RECORD SET:

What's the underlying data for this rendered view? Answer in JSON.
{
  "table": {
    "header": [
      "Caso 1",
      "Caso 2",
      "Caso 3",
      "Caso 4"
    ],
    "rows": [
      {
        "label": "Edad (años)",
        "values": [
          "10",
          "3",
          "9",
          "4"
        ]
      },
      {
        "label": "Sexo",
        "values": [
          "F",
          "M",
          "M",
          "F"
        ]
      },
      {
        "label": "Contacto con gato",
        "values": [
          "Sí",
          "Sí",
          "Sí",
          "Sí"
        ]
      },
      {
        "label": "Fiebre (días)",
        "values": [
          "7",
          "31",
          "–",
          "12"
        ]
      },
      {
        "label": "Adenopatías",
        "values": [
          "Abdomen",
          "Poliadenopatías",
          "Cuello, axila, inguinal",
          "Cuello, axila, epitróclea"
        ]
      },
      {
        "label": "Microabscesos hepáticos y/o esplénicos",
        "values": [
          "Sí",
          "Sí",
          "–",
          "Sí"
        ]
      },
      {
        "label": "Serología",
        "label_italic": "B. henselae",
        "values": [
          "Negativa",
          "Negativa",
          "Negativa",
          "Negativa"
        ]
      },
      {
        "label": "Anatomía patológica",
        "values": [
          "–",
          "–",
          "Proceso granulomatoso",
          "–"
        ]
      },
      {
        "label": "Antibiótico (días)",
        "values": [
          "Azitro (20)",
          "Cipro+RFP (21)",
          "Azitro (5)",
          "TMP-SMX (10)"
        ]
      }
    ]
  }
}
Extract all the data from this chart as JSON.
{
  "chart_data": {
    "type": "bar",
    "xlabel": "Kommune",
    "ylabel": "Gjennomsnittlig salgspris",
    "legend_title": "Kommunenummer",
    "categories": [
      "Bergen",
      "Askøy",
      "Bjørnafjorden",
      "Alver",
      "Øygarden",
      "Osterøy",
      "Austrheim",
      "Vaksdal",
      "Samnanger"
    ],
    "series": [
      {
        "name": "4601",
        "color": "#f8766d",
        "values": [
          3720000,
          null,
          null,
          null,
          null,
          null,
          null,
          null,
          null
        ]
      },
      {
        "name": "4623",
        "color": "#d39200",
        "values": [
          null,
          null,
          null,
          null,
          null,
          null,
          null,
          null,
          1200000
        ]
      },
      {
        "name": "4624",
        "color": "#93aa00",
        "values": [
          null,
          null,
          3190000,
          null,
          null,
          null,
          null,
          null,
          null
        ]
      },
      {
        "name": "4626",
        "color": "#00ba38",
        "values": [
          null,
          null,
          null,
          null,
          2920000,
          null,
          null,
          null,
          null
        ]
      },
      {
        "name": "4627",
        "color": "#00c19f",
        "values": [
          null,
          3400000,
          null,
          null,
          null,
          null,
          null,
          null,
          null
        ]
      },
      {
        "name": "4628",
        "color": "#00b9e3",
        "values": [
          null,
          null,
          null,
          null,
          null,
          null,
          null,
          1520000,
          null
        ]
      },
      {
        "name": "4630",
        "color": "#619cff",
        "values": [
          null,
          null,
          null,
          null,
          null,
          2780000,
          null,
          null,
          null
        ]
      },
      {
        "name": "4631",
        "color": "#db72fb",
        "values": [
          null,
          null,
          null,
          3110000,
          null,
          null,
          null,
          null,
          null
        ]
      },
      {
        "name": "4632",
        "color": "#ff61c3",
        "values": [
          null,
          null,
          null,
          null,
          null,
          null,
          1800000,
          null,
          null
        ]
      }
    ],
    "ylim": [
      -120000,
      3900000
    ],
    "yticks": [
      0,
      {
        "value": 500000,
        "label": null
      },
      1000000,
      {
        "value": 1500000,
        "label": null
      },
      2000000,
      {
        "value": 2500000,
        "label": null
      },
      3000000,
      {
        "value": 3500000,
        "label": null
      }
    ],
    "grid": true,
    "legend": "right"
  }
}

TASK BRIEF: Find every line above that contains the word "name", and return each one.

ANSWER TO THIS TASK:
        "name": "4601",
        "name": "4623",
        "name": "4624",
        "name": "4626",
        "name": "4627",
        "name": "4628",
        "name": "4630",
        "name": "4631",
        "name": "4632",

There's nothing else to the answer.